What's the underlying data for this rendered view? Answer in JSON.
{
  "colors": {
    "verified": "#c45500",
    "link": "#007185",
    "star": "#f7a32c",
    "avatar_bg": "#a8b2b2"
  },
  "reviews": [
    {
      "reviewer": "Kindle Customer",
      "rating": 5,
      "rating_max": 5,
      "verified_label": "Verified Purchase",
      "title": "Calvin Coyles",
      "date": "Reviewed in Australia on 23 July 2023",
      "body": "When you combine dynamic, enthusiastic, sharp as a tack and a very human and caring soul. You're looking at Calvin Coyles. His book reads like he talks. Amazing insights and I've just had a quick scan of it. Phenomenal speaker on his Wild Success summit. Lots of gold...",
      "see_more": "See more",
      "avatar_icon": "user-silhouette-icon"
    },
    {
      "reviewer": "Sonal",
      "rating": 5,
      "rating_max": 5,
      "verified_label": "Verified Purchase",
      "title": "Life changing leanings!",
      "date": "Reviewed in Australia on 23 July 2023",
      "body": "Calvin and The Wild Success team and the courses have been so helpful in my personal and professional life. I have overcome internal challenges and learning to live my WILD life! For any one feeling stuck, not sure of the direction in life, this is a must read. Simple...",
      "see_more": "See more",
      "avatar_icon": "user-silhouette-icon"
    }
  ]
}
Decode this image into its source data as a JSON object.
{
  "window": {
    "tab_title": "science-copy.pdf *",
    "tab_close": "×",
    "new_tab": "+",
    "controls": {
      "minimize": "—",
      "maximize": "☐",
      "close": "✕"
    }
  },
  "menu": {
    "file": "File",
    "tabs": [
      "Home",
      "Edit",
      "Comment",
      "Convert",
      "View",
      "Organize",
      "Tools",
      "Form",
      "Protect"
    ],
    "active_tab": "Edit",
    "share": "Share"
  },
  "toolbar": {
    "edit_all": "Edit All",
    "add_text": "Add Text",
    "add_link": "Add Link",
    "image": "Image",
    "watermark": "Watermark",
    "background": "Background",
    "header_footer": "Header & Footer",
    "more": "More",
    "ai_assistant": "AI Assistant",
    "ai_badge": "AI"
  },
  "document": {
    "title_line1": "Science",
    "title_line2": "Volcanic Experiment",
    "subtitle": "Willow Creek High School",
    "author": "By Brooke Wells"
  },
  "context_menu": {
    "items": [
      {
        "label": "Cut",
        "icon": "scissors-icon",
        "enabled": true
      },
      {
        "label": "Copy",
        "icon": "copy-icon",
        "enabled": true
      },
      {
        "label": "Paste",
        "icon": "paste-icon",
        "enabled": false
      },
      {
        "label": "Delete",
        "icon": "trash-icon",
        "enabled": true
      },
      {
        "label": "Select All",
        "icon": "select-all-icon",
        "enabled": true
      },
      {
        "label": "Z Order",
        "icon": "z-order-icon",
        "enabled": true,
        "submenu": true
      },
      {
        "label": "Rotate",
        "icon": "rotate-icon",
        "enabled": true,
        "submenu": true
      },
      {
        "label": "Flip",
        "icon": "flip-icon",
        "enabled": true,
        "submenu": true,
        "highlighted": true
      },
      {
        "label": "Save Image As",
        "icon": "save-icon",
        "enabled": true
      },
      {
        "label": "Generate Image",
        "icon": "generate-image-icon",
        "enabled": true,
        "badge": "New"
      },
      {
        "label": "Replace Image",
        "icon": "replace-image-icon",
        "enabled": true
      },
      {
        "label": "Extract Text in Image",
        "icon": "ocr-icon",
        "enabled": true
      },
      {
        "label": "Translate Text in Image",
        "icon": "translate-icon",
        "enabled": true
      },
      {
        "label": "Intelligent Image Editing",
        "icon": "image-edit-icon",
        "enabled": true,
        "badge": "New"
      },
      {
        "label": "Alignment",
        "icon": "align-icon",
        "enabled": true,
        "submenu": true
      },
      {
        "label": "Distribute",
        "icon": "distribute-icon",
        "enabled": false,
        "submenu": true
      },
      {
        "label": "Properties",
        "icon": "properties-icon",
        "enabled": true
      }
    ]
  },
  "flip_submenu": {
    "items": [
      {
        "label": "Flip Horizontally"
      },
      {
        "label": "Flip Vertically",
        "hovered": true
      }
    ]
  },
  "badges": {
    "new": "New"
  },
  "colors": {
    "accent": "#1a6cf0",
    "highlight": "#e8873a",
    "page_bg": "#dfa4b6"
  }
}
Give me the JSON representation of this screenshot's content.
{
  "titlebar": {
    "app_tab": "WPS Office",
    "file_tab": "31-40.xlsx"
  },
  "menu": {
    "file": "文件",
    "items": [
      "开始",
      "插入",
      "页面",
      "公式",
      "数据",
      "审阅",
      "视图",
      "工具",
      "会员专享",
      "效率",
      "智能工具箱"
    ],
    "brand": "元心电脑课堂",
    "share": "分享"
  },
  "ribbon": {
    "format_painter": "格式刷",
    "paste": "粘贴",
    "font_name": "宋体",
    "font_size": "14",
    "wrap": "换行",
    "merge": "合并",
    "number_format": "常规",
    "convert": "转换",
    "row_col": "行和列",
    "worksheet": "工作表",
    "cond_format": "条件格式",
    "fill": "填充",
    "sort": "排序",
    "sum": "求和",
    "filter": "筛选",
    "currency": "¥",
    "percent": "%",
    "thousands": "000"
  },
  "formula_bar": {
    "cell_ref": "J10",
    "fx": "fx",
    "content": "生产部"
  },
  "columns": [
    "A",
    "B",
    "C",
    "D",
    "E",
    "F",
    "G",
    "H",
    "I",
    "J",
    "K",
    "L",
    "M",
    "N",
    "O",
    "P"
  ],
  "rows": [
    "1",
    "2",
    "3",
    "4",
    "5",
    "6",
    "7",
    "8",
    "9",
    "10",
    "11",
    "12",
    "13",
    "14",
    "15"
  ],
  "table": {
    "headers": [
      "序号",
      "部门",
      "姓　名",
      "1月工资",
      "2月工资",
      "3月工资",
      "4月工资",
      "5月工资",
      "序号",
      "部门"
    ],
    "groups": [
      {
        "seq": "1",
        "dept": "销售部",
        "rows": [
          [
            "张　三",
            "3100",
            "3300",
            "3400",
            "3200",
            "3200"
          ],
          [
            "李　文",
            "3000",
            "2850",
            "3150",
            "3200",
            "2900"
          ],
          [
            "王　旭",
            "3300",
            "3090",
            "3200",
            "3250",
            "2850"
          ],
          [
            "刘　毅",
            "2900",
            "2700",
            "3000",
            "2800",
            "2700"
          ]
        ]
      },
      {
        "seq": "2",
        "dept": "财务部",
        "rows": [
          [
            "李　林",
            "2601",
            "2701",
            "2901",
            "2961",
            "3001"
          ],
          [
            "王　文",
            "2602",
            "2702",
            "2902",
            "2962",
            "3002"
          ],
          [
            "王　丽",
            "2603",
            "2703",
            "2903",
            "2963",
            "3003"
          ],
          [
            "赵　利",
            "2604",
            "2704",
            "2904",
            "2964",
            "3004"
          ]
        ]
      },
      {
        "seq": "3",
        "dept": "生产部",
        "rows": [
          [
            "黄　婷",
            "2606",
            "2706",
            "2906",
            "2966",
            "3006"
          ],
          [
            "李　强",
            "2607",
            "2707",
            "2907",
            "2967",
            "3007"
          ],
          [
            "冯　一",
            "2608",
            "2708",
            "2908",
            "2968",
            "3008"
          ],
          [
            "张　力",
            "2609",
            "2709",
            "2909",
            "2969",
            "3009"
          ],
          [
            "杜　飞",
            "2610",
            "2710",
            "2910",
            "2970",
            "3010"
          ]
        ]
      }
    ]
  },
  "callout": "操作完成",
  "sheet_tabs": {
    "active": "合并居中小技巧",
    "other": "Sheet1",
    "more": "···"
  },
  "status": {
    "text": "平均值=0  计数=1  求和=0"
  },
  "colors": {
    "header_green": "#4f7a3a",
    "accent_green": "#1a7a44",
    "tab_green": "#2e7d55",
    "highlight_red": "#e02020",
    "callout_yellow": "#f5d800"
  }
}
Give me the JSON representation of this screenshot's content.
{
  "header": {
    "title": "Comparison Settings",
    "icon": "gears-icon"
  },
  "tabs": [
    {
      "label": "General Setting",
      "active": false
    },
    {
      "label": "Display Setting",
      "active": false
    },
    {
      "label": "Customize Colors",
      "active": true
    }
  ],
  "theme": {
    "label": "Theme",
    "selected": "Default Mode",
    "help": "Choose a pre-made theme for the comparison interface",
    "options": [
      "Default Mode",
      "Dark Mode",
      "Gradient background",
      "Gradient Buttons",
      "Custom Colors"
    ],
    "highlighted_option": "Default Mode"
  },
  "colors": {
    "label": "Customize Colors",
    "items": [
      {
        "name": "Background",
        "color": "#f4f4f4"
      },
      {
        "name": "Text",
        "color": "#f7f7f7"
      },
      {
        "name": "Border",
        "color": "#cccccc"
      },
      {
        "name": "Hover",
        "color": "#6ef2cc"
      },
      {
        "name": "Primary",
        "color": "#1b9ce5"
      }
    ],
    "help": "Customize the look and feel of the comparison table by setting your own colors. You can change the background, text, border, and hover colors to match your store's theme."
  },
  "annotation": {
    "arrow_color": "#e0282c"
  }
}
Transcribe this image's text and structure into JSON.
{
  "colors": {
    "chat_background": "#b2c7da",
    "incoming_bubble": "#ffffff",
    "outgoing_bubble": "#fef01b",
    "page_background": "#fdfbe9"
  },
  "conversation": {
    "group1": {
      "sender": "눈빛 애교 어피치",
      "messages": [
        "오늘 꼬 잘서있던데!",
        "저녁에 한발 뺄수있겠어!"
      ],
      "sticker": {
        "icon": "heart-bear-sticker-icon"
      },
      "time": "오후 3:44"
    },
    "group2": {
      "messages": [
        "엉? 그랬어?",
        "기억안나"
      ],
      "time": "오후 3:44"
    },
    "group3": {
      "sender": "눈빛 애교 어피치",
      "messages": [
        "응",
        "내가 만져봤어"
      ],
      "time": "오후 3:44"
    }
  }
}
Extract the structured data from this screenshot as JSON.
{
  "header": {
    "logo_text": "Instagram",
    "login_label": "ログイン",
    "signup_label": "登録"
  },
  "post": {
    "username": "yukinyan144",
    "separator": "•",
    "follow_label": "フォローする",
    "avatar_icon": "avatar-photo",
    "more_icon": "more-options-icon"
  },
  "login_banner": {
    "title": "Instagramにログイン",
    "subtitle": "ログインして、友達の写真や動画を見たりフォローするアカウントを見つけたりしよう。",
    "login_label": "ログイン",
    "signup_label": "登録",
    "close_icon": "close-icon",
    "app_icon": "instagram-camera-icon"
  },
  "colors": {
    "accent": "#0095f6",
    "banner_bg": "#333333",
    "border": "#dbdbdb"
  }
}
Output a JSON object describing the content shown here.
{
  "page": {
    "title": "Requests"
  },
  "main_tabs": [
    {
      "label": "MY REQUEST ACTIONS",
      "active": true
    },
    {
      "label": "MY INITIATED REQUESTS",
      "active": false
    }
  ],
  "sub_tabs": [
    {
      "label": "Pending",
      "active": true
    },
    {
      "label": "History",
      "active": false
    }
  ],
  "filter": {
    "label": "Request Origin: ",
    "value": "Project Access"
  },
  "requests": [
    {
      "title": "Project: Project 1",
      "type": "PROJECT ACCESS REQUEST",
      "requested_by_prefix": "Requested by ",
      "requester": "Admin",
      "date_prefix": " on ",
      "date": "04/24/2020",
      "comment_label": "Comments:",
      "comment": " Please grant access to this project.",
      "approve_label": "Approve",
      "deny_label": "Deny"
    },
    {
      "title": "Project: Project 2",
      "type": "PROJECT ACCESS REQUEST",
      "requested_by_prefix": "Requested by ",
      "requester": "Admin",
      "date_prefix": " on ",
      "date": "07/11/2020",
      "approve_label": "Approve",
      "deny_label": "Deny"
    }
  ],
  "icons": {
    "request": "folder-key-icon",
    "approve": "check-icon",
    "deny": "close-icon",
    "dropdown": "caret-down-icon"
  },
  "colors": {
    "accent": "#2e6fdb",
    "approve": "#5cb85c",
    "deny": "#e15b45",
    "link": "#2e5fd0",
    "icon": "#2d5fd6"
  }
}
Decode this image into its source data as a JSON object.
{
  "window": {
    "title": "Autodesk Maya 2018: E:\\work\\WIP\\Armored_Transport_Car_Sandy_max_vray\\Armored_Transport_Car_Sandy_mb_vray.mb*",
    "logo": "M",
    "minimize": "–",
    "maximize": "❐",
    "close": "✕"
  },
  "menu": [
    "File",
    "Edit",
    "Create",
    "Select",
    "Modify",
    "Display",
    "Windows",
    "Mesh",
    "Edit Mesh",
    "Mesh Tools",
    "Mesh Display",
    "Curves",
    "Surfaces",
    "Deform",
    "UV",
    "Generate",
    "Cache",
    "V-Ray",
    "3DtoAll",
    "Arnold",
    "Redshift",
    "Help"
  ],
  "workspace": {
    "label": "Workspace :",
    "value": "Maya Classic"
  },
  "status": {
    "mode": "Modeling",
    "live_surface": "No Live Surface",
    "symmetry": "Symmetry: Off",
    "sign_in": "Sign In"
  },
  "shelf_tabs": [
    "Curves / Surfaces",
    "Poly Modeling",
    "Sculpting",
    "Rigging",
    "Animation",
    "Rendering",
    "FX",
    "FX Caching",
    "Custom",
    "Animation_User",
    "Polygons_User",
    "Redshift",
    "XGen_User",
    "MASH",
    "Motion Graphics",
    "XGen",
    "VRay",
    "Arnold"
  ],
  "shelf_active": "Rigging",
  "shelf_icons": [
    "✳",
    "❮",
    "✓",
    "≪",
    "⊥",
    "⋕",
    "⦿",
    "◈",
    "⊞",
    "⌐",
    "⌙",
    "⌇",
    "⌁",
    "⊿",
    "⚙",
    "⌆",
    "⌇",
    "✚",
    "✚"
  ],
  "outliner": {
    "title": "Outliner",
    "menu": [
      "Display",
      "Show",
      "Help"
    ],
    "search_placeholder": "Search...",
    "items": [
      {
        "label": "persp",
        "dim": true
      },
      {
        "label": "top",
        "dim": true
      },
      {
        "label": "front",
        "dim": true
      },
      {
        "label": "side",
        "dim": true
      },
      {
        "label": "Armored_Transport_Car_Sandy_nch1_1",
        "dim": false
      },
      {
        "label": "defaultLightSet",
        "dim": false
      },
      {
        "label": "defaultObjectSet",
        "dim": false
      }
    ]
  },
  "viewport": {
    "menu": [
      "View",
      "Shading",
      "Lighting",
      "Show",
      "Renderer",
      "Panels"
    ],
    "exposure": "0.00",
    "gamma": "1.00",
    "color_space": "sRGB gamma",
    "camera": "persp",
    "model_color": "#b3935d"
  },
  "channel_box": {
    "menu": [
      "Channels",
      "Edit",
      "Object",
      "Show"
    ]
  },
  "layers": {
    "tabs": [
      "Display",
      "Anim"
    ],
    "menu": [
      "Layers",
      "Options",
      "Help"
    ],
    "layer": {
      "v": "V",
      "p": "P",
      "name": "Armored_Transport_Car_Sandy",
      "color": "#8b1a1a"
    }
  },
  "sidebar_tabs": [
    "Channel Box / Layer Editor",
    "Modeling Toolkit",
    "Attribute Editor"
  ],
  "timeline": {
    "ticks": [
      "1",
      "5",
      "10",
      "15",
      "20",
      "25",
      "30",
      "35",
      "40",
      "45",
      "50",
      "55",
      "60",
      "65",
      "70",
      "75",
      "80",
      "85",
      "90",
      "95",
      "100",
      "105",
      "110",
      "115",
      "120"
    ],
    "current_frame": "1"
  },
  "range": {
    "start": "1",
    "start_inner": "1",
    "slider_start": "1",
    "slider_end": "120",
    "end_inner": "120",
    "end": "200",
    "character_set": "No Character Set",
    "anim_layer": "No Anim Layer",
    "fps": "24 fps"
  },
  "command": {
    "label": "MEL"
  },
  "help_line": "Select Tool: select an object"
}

##########

Written exercise
Search the records for the word "Editor" and copy every line where it occurs.

Solution to the problem
    "Channel Box / Layer Editor",
    "Attribute Editor"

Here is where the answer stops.